> Stored data:
★ ★ ★ ★

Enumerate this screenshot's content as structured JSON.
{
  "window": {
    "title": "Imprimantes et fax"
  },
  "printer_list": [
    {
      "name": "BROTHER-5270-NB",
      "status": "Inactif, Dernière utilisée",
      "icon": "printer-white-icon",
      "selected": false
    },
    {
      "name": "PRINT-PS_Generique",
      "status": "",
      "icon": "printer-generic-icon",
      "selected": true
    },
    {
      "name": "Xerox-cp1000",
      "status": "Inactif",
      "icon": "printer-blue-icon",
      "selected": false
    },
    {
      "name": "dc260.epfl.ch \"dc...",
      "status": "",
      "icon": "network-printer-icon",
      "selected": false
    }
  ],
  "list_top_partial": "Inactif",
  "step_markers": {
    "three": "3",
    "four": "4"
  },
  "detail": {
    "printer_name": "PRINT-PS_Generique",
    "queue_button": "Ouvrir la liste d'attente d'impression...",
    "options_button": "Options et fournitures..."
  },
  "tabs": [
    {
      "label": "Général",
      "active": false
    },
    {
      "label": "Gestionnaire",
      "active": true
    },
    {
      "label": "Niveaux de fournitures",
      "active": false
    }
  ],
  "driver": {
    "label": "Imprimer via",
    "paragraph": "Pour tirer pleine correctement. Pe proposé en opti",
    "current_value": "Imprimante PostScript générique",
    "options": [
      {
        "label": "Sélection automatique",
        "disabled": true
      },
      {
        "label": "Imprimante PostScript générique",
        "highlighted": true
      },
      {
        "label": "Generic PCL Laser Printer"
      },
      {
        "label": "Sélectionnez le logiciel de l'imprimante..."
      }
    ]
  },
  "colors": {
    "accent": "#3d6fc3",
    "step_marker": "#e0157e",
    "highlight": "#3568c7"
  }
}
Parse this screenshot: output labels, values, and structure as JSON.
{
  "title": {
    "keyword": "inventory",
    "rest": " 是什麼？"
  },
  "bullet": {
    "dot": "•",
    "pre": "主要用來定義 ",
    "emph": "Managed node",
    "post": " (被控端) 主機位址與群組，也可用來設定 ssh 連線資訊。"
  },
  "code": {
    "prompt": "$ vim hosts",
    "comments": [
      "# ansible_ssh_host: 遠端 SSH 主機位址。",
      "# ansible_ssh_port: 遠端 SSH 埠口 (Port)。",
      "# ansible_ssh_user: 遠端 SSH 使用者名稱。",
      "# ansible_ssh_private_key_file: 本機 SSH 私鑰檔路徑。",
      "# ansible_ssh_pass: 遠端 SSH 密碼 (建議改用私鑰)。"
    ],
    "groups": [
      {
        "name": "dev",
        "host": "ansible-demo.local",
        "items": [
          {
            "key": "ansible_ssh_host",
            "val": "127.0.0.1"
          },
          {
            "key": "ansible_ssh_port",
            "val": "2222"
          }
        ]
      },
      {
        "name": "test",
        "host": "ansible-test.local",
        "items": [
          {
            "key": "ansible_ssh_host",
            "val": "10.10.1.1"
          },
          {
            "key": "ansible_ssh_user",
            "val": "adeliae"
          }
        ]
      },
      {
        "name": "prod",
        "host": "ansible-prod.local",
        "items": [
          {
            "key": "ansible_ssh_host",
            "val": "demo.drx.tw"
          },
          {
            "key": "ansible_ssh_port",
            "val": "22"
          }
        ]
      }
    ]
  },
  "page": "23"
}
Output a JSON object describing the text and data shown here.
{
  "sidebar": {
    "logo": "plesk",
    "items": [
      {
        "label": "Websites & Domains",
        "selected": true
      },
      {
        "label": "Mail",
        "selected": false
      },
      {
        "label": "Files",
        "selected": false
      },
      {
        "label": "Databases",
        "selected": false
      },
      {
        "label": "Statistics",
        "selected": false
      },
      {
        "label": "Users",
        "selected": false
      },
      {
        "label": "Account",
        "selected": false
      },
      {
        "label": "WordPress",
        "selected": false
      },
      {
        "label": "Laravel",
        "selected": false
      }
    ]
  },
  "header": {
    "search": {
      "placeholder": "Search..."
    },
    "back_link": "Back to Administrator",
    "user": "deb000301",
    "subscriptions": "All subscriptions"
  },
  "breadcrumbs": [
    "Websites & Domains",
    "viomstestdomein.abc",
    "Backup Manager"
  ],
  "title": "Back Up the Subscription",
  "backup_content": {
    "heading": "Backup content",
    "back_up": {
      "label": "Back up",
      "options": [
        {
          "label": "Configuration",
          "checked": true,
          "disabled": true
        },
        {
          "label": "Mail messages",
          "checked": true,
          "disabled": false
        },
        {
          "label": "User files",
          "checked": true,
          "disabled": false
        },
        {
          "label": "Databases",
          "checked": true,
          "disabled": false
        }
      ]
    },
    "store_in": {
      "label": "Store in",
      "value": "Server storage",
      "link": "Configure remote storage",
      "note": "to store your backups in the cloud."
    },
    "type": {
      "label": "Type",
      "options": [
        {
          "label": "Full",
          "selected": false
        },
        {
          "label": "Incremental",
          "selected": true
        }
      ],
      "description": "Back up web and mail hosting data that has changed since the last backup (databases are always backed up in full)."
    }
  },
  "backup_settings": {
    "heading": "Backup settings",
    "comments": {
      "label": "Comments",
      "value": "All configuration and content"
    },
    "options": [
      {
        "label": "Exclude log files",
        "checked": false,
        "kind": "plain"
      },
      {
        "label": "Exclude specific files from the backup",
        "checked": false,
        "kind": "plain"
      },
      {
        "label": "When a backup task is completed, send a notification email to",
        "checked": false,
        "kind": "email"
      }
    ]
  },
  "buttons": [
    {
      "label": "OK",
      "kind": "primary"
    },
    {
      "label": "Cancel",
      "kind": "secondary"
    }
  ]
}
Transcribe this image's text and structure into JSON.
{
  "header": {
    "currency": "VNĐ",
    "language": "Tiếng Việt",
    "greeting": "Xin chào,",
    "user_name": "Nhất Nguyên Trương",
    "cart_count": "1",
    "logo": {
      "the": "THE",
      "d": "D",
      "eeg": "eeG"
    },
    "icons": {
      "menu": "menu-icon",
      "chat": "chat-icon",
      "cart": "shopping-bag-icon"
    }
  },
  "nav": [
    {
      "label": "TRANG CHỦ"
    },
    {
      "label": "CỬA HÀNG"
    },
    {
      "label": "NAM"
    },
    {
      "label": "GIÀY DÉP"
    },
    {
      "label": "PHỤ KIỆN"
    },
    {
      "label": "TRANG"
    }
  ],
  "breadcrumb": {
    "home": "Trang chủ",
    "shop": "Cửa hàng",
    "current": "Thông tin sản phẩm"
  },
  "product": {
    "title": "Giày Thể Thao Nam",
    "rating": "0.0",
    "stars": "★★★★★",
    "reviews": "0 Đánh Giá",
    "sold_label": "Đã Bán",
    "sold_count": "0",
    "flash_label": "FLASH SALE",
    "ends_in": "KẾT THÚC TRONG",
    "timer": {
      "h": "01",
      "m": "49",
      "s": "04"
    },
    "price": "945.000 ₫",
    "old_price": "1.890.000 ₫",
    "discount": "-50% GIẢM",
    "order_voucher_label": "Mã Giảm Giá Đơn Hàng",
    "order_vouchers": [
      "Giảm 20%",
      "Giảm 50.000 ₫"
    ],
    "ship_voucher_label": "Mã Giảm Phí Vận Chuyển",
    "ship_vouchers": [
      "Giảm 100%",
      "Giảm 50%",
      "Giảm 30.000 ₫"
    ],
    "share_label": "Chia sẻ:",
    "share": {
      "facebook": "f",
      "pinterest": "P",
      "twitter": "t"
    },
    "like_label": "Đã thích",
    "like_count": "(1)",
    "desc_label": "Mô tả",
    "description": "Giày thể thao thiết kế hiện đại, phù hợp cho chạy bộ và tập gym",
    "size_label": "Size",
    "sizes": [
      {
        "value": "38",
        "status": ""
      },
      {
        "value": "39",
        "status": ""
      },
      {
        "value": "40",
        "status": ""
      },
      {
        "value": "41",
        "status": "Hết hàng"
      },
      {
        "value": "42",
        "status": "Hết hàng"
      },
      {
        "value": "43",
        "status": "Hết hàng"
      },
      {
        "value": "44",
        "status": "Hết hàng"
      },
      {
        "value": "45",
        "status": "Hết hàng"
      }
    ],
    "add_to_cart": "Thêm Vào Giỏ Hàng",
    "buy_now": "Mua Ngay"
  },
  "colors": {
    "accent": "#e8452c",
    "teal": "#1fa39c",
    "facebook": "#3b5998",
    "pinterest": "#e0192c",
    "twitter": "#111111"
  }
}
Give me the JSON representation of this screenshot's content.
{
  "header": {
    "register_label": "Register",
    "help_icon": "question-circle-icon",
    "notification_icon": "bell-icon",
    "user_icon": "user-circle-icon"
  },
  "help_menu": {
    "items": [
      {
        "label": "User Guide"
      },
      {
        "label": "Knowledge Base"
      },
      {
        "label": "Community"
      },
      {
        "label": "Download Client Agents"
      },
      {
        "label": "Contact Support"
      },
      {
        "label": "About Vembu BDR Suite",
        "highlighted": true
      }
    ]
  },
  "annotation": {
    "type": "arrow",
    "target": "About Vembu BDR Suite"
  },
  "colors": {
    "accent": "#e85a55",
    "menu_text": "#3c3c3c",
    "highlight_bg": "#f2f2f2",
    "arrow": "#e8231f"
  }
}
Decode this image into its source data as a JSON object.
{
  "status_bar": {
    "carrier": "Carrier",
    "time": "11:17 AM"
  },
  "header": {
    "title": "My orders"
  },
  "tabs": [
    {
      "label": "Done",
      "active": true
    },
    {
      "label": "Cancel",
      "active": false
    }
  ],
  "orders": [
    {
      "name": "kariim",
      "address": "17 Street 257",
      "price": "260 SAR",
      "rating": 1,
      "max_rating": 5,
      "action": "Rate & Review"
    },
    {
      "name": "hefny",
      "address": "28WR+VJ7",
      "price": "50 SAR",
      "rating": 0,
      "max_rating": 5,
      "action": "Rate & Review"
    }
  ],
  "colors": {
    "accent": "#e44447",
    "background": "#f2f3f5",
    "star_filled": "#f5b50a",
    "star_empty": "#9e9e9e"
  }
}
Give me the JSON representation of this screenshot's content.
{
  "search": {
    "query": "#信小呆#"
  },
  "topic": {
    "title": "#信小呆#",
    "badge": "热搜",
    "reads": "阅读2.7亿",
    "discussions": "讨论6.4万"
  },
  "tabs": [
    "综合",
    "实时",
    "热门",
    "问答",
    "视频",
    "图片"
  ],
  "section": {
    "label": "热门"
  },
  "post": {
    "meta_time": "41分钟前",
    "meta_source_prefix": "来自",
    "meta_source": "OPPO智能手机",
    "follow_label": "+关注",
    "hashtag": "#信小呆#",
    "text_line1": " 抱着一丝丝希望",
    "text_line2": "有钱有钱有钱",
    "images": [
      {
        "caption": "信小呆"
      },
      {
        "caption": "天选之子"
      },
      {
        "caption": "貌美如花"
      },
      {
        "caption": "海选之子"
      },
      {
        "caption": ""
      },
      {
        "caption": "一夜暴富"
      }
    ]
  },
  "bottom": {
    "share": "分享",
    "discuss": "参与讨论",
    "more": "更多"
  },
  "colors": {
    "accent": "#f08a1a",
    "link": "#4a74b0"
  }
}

★ ★ ★ ★

> Stated exercise:
Search the data for "About". Copy every line that has it.

> Task output:
        "label": "About Vembu BDR Suite",
    "target": "About Vembu BDR Suite"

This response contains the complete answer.